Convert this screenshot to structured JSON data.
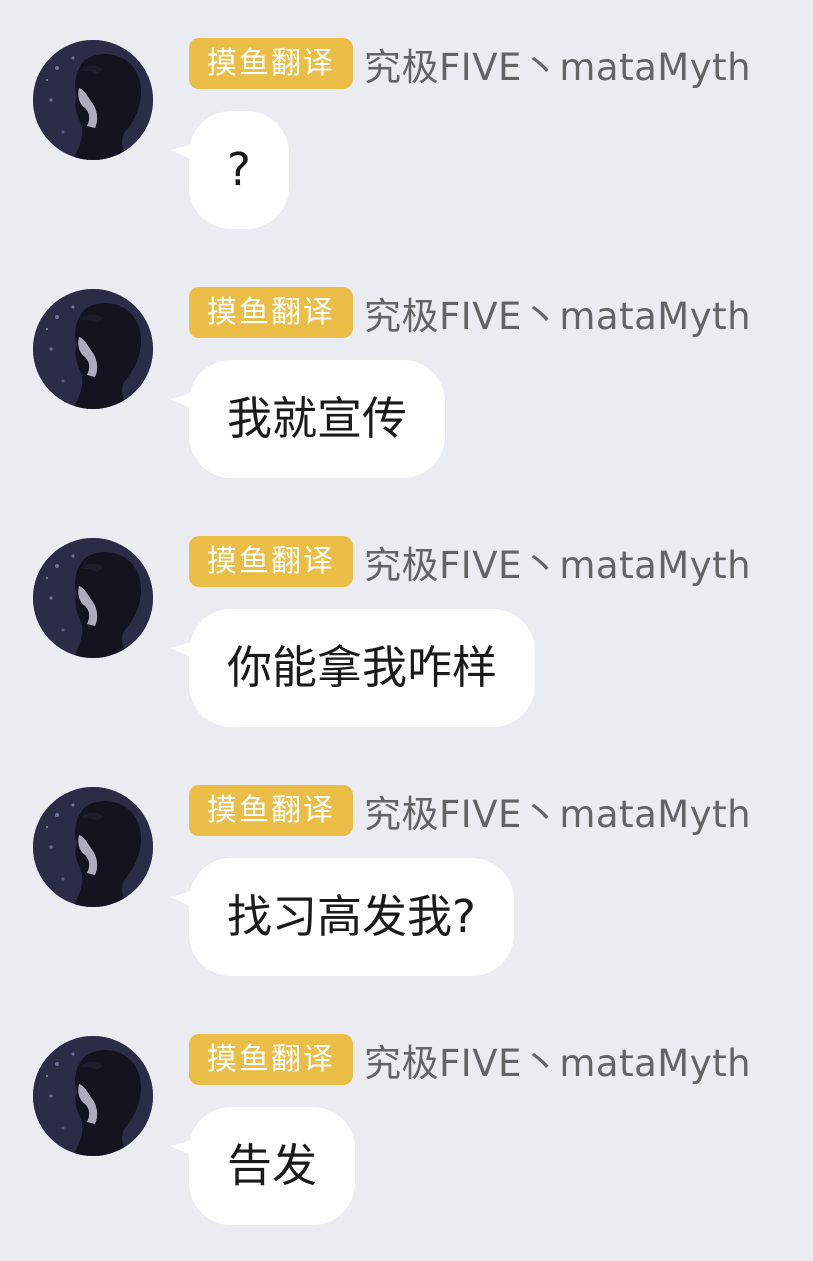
{
  "colors": {
    "background": "#ebecf1",
    "tag_background": "#e9bd46",
    "bubble_background": "#ffffff",
    "nickname_text": "#646466"
  },
  "messages": [
    {
      "tag": "摸鱼翻译",
      "nickname": "究极FIVE丶mataMyth",
      "text": "?",
      "avatar_icon": "anime-avatar-icon"
    },
    {
      "tag": "摸鱼翻译",
      "nickname": "究极FIVE丶mataMyth",
      "text": "我就宣传",
      "avatar_icon": "anime-avatar-icon"
    },
    {
      "tag": "摸鱼翻译",
      "nickname": "究极FIVE丶mataMyth",
      "text": "你能拿我咋样",
      "avatar_icon": "anime-avatar-icon"
    },
    {
      "tag": "摸鱼翻译",
      "nickname": "究极FIVE丶mataMyth",
      "text": "找习高发我?",
      "avatar_icon": "anime-avatar-icon"
    },
    {
      "tag": "摸鱼翻译",
      "nickname": "究极FIVE丶mataMyth",
      "text": "告发",
      "avatar_icon": "anime-avatar-icon"
    }
  ]
}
****
Copy the listing over exactly, skipping the pictures it holds.

◆ **RESULT**:
Convert this screenshot to structured JSON data.
{
  "colors": {
    "background": "#ebecf1",
    "tag_background": "#e9bd46",
    "bubble_background": "#ffffff",
    "nickname_text": "#646466"
  },
  "messages": [
    {
      "tag": "摸鱼翻译",
      "nickname": "究极FIVE丶mataMyth",
      "text": "?",
      "avatar_icon": "anime-avatar-icon"
    },
    {
      "tag": "摸鱼翻译",
      "nickname": "究极FIVE丶mataMyth",
      "text": "我就宣传",
      "avatar_icon": "anime-avatar-icon"
    },
    {
      "tag": "摸鱼翻译",
      "nickname": "究极FIVE丶mataMyth",
      "text": "你能拿我咋样",
      "avatar_icon": "anime-avatar-icon"
    },
    {
      "tag": "摸鱼翻译",
      "nickname": "究极FIVE丶mataMyth",
      "text": "找习高发我?",
      "avatar_icon": "anime-avatar-icon"
    },
    {
      "tag": "摸鱼翻译",
      "nickname": "究极FIVE丶mataMyth",
      "text": "告发",
      "avatar_icon": "anime-avatar-icon"
    }
  ]
}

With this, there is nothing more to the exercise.